===== GIVEN DATA

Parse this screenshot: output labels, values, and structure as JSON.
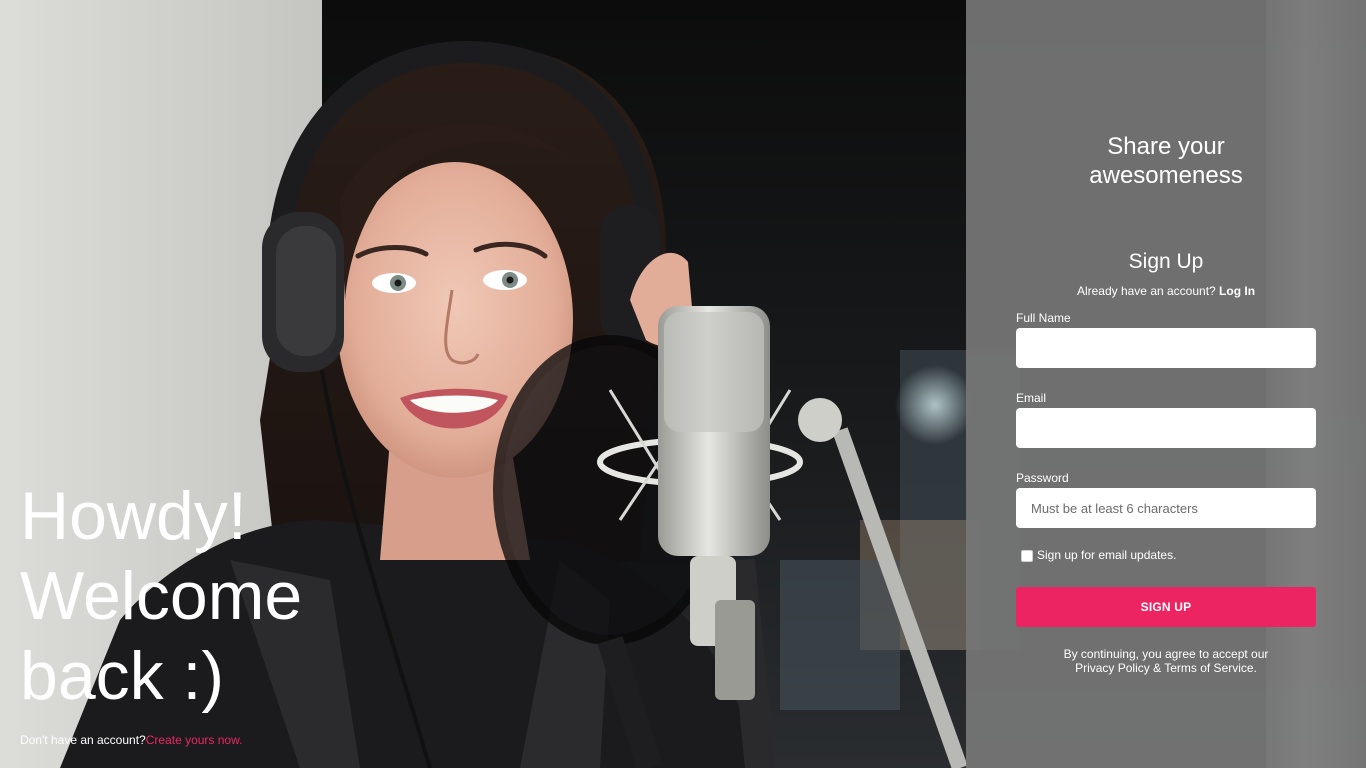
{
  "hero": {
    "greeting_lines": [
      "Howdy!",
      "Welcome",
      "back :)"
    ],
    "no_account_text": "Don't have an account?",
    "create_link": "Create yours now."
  },
  "panel": {
    "tagline_lines": [
      "Share your",
      "awesomeness"
    ],
    "title": "Sign Up",
    "already_text": "Already have an account?",
    "login_link": "Log In",
    "fields": {
      "full_name": {
        "label": "Full Name",
        "value": "",
        "placeholder": ""
      },
      "email": {
        "label": "Email",
        "value": "",
        "placeholder": ""
      },
      "password": {
        "label": "Password",
        "value": "",
        "placeholder": "Must be at least 6 characters"
      }
    },
    "checkbox_label": "Sign up for email updates.",
    "checkbox_checked": false,
    "submit_label": "SIGN UP",
    "terms_lines": [
      "By continuing, you agree to accept our",
      "Privacy Policy & Terms of Service."
    ]
  },
  "colors": {
    "accent": "#ec2462",
    "panel_bg": "#767676",
    "text": "#ffffff"
  }
}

==========

STATED GOAL. Copy the listing word for word, excluding its pictures.

TASK RESULT.
Parse this screenshot: output labels, values, and structure as JSON.
{
  "hero": {
    "greeting_lines": [
      "Howdy!",
      "Welcome",
      "back :)"
    ],
    "no_account_text": "Don't have an account?",
    "create_link": "Create yours now."
  },
  "panel": {
    "tagline_lines": [
      "Share your",
      "awesomeness"
    ],
    "title": "Sign Up",
    "already_text": "Already have an account?",
    "login_link": "Log In",
    "fields": {
      "full_name": {
        "label": "Full Name",
        "value": "",
        "placeholder": ""
      },
      "email": {
        "label": "Email",
        "value": "",
        "placeholder": ""
      },
      "password": {
        "label": "Password",
        "value": "",
        "placeholder": "Must be at least 6 characters"
      }
    },
    "checkbox_label": "Sign up for email updates.",
    "checkbox_checked": false,
    "submit_label": "SIGN UP",
    "terms_lines": [
      "By continuing, you agree to accept our",
      "Privacy Policy & Terms of Service."
    ]
  },
  "colors": {
    "accent": "#ec2462",
    "panel_bg": "#767676",
    "text": "#ffffff"
  }
}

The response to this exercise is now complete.